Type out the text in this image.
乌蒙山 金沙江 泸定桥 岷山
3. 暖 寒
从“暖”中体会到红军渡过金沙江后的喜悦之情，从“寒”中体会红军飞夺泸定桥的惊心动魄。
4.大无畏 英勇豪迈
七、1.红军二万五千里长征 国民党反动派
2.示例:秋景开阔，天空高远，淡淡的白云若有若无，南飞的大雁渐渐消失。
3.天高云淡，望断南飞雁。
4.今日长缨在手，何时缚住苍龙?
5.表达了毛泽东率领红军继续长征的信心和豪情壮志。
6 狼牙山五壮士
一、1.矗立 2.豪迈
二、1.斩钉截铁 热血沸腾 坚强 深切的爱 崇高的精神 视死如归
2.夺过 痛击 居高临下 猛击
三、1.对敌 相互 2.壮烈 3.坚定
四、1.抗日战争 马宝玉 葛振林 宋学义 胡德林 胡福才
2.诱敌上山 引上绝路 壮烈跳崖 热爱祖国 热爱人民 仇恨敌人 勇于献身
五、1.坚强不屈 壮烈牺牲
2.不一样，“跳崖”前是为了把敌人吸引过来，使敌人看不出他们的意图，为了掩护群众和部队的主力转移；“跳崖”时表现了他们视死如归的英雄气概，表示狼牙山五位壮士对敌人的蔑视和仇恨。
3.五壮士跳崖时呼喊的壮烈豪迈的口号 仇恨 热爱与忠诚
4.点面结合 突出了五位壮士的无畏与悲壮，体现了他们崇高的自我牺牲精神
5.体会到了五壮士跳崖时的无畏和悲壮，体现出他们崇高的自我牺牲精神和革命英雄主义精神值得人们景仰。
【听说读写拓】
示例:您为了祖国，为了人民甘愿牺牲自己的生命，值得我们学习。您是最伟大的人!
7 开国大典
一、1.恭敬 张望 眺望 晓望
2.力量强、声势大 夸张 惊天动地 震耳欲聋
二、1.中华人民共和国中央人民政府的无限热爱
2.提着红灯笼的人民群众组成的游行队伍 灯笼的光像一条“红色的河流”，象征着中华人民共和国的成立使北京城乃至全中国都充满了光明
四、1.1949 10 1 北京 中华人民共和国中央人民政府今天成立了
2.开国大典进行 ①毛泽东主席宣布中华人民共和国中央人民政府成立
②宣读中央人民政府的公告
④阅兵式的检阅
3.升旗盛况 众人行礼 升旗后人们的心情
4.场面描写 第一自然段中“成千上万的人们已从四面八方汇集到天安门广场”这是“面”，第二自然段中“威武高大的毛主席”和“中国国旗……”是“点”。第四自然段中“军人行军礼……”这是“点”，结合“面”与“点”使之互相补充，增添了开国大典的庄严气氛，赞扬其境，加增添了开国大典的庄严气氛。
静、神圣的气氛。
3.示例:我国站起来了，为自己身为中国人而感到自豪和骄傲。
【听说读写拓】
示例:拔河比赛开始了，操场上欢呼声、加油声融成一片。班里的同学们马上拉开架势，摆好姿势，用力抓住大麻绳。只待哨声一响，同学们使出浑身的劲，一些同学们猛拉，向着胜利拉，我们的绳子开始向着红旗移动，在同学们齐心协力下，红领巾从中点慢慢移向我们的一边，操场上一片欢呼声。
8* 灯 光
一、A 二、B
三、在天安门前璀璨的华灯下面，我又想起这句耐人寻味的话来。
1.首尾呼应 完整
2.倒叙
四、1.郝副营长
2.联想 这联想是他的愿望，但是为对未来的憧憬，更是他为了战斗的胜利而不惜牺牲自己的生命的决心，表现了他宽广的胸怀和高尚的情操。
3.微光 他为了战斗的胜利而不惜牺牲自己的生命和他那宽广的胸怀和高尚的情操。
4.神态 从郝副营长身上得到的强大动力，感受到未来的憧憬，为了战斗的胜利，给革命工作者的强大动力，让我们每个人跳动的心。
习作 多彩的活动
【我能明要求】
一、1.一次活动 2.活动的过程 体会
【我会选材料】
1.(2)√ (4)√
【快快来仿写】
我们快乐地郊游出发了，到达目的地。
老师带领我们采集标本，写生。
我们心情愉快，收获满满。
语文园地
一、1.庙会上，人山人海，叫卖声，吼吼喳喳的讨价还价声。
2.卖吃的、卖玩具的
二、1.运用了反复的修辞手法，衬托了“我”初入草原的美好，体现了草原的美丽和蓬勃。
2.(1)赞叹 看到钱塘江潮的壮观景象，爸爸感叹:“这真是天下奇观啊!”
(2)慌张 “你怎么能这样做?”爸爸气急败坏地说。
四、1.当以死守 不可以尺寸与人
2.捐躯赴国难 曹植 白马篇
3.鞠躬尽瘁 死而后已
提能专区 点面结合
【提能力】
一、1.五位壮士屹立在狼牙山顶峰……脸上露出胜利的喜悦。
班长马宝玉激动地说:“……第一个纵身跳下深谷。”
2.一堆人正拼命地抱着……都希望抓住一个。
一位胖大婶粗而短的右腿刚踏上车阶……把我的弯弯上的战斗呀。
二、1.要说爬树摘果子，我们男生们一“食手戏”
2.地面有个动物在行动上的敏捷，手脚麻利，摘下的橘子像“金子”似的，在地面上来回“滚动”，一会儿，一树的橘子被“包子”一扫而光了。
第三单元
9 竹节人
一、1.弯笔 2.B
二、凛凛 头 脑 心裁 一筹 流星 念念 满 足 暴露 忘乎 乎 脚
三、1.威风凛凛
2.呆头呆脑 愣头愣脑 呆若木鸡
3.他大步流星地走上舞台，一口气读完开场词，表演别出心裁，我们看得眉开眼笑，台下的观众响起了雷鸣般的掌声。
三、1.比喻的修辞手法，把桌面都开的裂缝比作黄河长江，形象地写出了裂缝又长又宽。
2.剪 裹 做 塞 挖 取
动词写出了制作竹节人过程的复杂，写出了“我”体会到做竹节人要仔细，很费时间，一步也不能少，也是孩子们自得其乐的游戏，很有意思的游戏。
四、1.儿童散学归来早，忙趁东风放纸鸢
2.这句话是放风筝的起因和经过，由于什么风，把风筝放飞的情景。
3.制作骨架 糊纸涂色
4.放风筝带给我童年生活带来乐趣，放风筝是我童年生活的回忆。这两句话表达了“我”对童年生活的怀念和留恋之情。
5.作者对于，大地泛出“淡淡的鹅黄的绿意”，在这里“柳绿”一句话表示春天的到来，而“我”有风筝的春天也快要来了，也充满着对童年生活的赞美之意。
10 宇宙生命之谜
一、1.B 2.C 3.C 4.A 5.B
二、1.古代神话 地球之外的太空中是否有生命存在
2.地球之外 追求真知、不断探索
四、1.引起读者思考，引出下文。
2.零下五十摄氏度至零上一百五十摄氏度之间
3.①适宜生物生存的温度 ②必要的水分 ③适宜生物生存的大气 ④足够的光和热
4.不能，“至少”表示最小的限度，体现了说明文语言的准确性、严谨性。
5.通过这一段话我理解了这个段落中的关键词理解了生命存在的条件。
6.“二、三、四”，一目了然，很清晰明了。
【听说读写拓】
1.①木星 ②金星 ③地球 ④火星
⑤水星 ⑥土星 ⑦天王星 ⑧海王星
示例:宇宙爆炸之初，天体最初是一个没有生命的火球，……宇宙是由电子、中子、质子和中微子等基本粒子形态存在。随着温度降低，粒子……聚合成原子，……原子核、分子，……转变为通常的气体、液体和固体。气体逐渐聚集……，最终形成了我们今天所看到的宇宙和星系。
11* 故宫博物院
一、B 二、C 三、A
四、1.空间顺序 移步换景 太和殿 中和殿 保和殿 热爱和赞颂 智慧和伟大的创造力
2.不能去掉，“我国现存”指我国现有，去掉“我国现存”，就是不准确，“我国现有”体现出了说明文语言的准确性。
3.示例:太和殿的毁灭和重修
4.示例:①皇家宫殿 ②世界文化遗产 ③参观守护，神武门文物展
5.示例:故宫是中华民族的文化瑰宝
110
-- -- --
PROBLEM: Return all of the data exactly as it reads.

OUTPUT FOR THIS EXERCISE:
Type out the text in this image.
乌蒙山 金沙江 泸定桥 岷山
3. 暖 寒
从“暖”中体会到红军渡过金沙江后的喜悦之情，从“寒”中体会红军飞夺泸定桥的惊心动魄。
4.大无畏 英勇豪迈
七、1.红军二万五千里长征 国民党反动派
2.示例:秋景开阔，天空高远，淡淡的白云若有若无，南飞的大雁渐渐消失。
3.天高云淡，望断南飞雁。
4.今日长缨在手，何时缚住苍龙?
5.表达了毛泽东率领红军继续长征的信心和豪情壮志。
6 狼牙山五壮士
一、1.矗立 2.豪迈
二、1.斩钉截铁 热血沸腾 坚强 深切的爱 崇高的精神 视死如归
2.夺过 痛击 居高临下 猛击
三、1.对敌 相互 2.壮烈 3.坚定
四、1.抗日战争 马宝玉 葛振林 宋学义 胡德林 胡福才
2.诱敌上山 引上绝路 壮烈跳崖 热爱祖国 热爱人民 仇恨敌人 勇于献身
五、1.坚强不屈 壮烈牺牲
2.不一样，“跳崖”前是为了把敌人吸引过来，使敌人看不出他们的意图，为了掩护群众和部队的主力转移；“跳崖”时表现了他们视死如归的英雄气概，表示狼牙山五位壮士对敌人的蔑视和仇恨。
3.五壮士跳崖时呼喊的壮烈豪迈的口号 仇恨 热爱与忠诚
4.点面结合 突出了五位壮士的无畏与悲壮，体现了他们崇高的自我牺牲精神
5.体会到了五壮士跳崖时的无畏和悲壮，体现出他们崇高的自我牺牲精神和革命英雄主义精神值得人们景仰。
【听说读写拓】
示例:您为了祖国，为了人民甘愿牺牲自己的生命，值得我们学习。您是最伟大的人!
7 开国大典
一、1.恭敬 张望 眺望 晓望
2.力量强、声势大 夸张 惊天动地 震耳欲聋
二、1.中华人民共和国中央人民政府的无限热爱
2.提着红灯笼的人民群众组成的游行队伍 灯笼的光像一条“红色的河流”，象征着中华人民共和国的成立使北京城乃至全中国都充满了光明
四、1.1949 10 1 北京 中华人民共和国中央人民政府今天成立了
2.开国大典进行 ①毛泽东主席宣布中华人民共和国中央人民政府成立
②宣读中央人民政府的公告
④阅兵式的检阅
3.升旗盛况 众人行礼 升旗后人们的心情
4.场面描写 第一自然段中“成千上万的人们已从四面八方汇集到天安门广场”这是“面”，第二自然段中“威武高大的毛主席”和“中国国旗……”是“点”。第四自然段中“军人行军礼……”这是“点”，结合“面”与“点”使之互相补充，增添了开国大典的庄严气氛，赞扬其境，加增添了开国大典的庄严气氛。
静、神圣的气氛。
3.示例:我国站起来了，为自己身为中国人而感到自豪和骄傲。
【听说读写拓】
示例:拔河比赛开始了，操场上欢呼声、加油声融成一片。班里的同学们马上拉开架势，摆好姿势，用力抓住大麻绳。只待哨声一响，同学们使出浑身的劲，一些同学们猛拉，向着胜利拉，我们的绳子开始向着红旗移动，在同学们齐心协力下，红领巾从中点慢慢移向我们的一边，操场上一片欢呼声。
8* 灯 光
一、A 二、B
三、在天安门前璀璨的华灯下面，我又想起这句耐人寻味的话来。
1.首尾呼应 完整
2.倒叙
四、1.郝副营长
2.联想 这联想是他的愿望，但是为对未来的憧憬，更是他为了战斗的胜利而不惜牺牲自己的生命的决心，表现了他宽广的胸怀和高尚的情操。
3.微光 他为了战斗的胜利而不惜牺牲自己的生命和他那宽广的胸怀和高尚的情操。
4.神态 从郝副营长身上得到的强大动力，感受到未来的憧憬，为了战斗的胜利，给革命工作者的强大动力，让我们每个人跳动的心。
习作 多彩的活动
【我能明要求】
一、1.一次活动 2.活动的过程 体会
【我会选材料】
1.(2)√ (4)√
【快快来仿写】
我们快乐地郊游出发了，到达目的地。
老师带领我们采集标本，写生。
我们心情愉快，收获满满。
语文园地
一、1.庙会上，人山人海，叫卖声，吼吼喳喳的讨价还价声。
2.卖吃的、卖玩具的
二、1.运用了反复的修辞手法，衬托了“我”初入草原的美好，体现了草原的美丽和蓬勃。
2.(1)赞叹 看到钱塘江潮的壮观景象，爸爸感叹:“这真是天下奇观啊!”
(2)慌张 “你怎么能这样做?”爸爸气急败坏地说。
四、1.当以死守 不可以尺寸与人
2.捐躯赴国难 曹植 白马篇
3.鞠躬尽瘁 死而后已
提能专区 点面结合
【提能力】
一、1.五位壮士屹立在狼牙山顶峰……脸上露出胜利的喜悦。
班长马宝玉激动地说:“……第一个纵身跳下深谷。”
2.一堆人正拼命地抱着……都希望抓住一个。
一位胖大婶粗而短的右腿刚踏上车阶……把我的弯弯上的战斗呀。
二、1.要说爬树摘果子，我们男生们一“食手戏”
2.地面有个动物在行动上的敏捷，手脚麻利，摘下的橘子像“金子”似的，在地面上来回“滚动”，一会儿，一树的橘子被“包子”一扫而光了。
第三单元
9 竹节人
一、1.弯笔 2.B
二、凛凛 头 脑 心裁 一筹 流星 念念 满 足 暴露 忘乎 乎 脚
三、1.威风凛凛
2.呆头呆脑 愣头愣脑 呆若木鸡
3.他大步流星地走上舞台，一口气读完开场词，表演别出心裁，我们看得眉开眼笑，台下的观众响起了雷鸣般的掌声。
三、1.比喻的修辞手法，把桌面都开的裂缝比作黄河长江，形象地写出了裂缝又长又宽。
2.剪 裹 做 塞 挖 取
动词写出了制作竹节人过程的复杂，写出了“我”体会到做竹节人要仔细，很费时间，一步也不能少，也是孩子们自得其乐的游戏，很有意思的游戏。
四、1.儿童散学归来早，忙趁东风放纸鸢
2.这句话是放风筝的起因和经过，由于什么风，把风筝放飞的情景。
3.制作骨架 糊纸涂色
4.放风筝带给我童年生活带来乐趣，放风筝是我童年生活的回忆。这两句话表达了“我”对童年生活的怀念和留恋之情。
5.作者对于，大地泛出“淡淡的鹅黄的绿意”，在这里“柳绿”一句话表示春天的到来，而“我”有风筝的春天也快要来了，也充满着对童年生活的赞美之意。
10 宇宙生命之谜
一、1.B 2.C 3.C 4.A 5.B
二、1.古代神话 地球之外的太空中是否有生命存在
2.地球之外 追求真知、不断探索
四、1.引起读者思考，引出下文。
2.零下五十摄氏度至零上一百五十摄氏度之间
3.①适宜生物生存的温度 ②必要的水分 ③适宜生物生存的大气 ④足够的光和热
4.不能，“至少”表示最小的限度，体现了说明文语言的准确性、严谨性。
5.通过这一段话我理解了这个段落中的关键词理解了生命存在的条件。
6.“二、三、四”，一目了然，很清晰明了。
【听说读写拓】
1.①木星 ②金星 ③地球 ④火星
⑤水星 ⑥土星 ⑦天王星 ⑧海王星
示例:宇宙爆炸之初，天体最初是一个没有生命的火球，……宇宙是由电子、中子、质子和中微子等基本粒子形态存在。随着温度降低，粒子……聚合成原子，……原子核、分子，……转变为通常的气体、液体和固体。气体逐渐聚集……，最终形成了我们今天所看到的宇宙和星系。
11* 故宫博物院
一、B 二、C 三、A
四、1.空间顺序 移步换景 太和殿 中和殿 保和殿 热爱和赞颂 智慧和伟大的创造力
2.不能去掉，“我国现存”指我国现有，去掉“我国现存”，就是不准确，“我国现有”体现出了说明文语言的准确性。
3.示例:太和殿的毁灭和重修
4.示例:①皇家宫殿 ②世界文化遗产 ③参观守护，神武门文物展
5.示例:故宫是中华民族的文化瑰宝
110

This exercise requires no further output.